SET PROBLEM >> Write out the material exactly. Do not include the pictures.

RECORDS >>
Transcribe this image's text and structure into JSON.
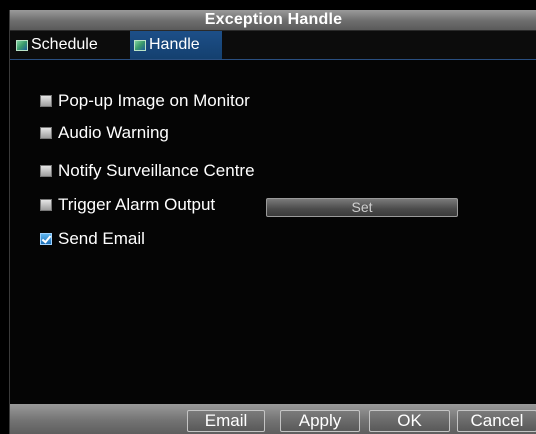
{
  "window": {
    "title": "Exception Handle"
  },
  "tabs": [
    {
      "label": "Schedule",
      "active": false
    },
    {
      "label": "Handle",
      "active": true
    }
  ],
  "options": [
    {
      "label": "Pop-up Image on Monitor",
      "checked": false
    },
    {
      "label": "Audio Warning",
      "checked": false
    },
    {
      "label": "Notify Surveillance Centre",
      "checked": false
    },
    {
      "label": "Trigger Alarm Output",
      "checked": false
    },
    {
      "label": "Send Email",
      "checked": true
    }
  ],
  "set_button": {
    "label": "Set"
  },
  "footer": {
    "email_label": "Email",
    "apply_label": "Apply",
    "ok_label": "OK",
    "cancel_label": "Cancel"
  },
  "colors": {
    "title_bar": "#7a7a7a",
    "active_tab": "#1d4f88",
    "checkbox_checked": "#2a88d8"
  }
}
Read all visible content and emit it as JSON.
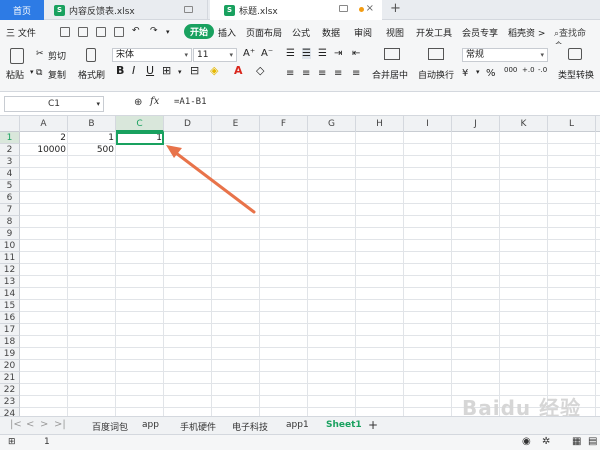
{
  "tabs": [
    {
      "label": "首页"
    },
    {
      "label": "内容反馈表.xlsx"
    },
    {
      "label": "标题.xlsx"
    }
  ],
  "menu": [
    "三 文件",
    "开始",
    "插入",
    "页面布局",
    "公式",
    "数据",
    "审阅",
    "视图",
    "开发工具",
    "会员专享",
    "稻壳资 >",
    "查找命令..."
  ],
  "toolbar": {
    "paste": "粘贴",
    "cut": "剪切",
    "copy": "复制",
    "format_painter": "格式刷",
    "font_name": "宋体",
    "font_size": "11",
    "merge_center": "合并居中",
    "wrap_text": "自动换行",
    "number_format": "常规",
    "type_convert": "类型转换",
    "currency": "¥",
    "percent": "%"
  },
  "formula_bar": {
    "name_box": "C1",
    "fx": "fx",
    "formula": "=A1-B1"
  },
  "columns": [
    "A",
    "B",
    "C",
    "D",
    "E",
    "F",
    "G",
    "H",
    "I",
    "J",
    "K",
    "L"
  ],
  "rows": [
    "1",
    "2",
    "3",
    "4",
    "5",
    "6",
    "7",
    "8",
    "9",
    "10",
    "11",
    "12",
    "13",
    "14",
    "15",
    "16",
    "17",
    "18",
    "19",
    "20",
    "21",
    "22",
    "23",
    "24",
    "25"
  ],
  "cells": {
    "A1": "2",
    "B1": "1",
    "C1": "1",
    "A2": "10000",
    "B2": "500"
  },
  "sheets": [
    "百度词包",
    "app",
    "手机硬件",
    "电子科技",
    "app1",
    "Sheet1"
  ],
  "active_sheet": "Sheet1",
  "status": {
    "page": "1"
  },
  "watermark": "Baidu 经验",
  "colors": {
    "accent": "#19a15f",
    "annotation_arrow": "#e8734a",
    "home_tab": "#2d7be5"
  }
}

SOLVED PROBLEM >>
Transcribe this image's text and structure into JSON.
{
  "window": {
    "title": "Exception Handle"
  },
  "tabs": [
    {
      "label": "Schedule",
      "active": false
    },
    {
      "label": "Handle",
      "active": true
    }
  ],
  "options": [
    {
      "label": "Pop-up Image on Monitor",
      "checked": false
    },
    {
      "label": "Audio Warning",
      "checked": false
    },
    {
      "label": "Notify Surveillance Centre",
      "checked": false
    },
    {
      "label": "Trigger Alarm Output",
      "checked": false
    },
    {
      "label": "Send Email",
      "checked": true
    }
  ],
  "set_button": {
    "label": "Set"
  },
  "footer": {
    "email_label": "Email",
    "apply_label": "Apply",
    "ok_label": "OK",
    "cancel_label": "Cancel"
  },
  "colors": {
    "title_bar": "#7a7a7a",
    "active_tab": "#1d4f88",
    "checkbox_checked": "#2a88d8"
  }
}
Read all visible content and emit it as JSON.
{
  "tabs": [
    {
      "label": "首页"
    },
    {
      "label": "内容反馈表.xlsx"
    },
    {
      "label": "标题.xlsx"
    }
  ],
  "menu": [
    "三 文件",
    "开始",
    "插入",
    "页面布局",
    "公式",
    "数据",
    "审阅",
    "视图",
    "开发工具",
    "会员专享",
    "稻壳资 >",
    "查找命令..."
  ],
  "toolbar": {
    "paste": "粘贴",
    "cut": "剪切",
    "copy": "复制",
    "format_painter": "格式刷",
    "font_name": "宋体",
    "font_size": "11",
    "merge_center": "合并居中",
    "wrap_text": "自动换行",
    "number_format": "常规",
    "type_convert": "类型转换",
    "currency": "¥",
    "percent": "%"
  },
  "formula_bar": {
    "name_box": "C1",
    "fx": "fx",
    "formula": "=A1-B1"
  },
  "columns": [
    "A",
    "B",
    "C",
    "D",
    "E",
    "F",
    "G",
    "H",
    "I",
    "J",
    "K",
    "L"
  ],
  "rows": [
    "1",
    "2",
    "3",
    "4",
    "5",
    "6",
    "7",
    "8",
    "9",
    "10",
    "11",
    "12",
    "13",
    "14",
    "15",
    "16",
    "17",
    "18",
    "19",
    "20",
    "21",
    "22",
    "23",
    "24",
    "25"
  ],
  "cells": {
    "A1": "2",
    "B1": "1",
    "C1": "1",
    "A2": "10000",
    "B2": "500"
  },
  "sheets": [
    "百度词包",
    "app",
    "手机硬件",
    "电子科技",
    "app1",
    "Sheet1"
  ],
  "active_sheet": "Sheet1",
  "status": {
    "page": "1"
  },
  "watermark": "Baidu 经验",
  "colors": {
    "accent": "#19a15f",
    "annotation_arrow": "#e8734a",
    "home_tab": "#2d7be5"
  }
}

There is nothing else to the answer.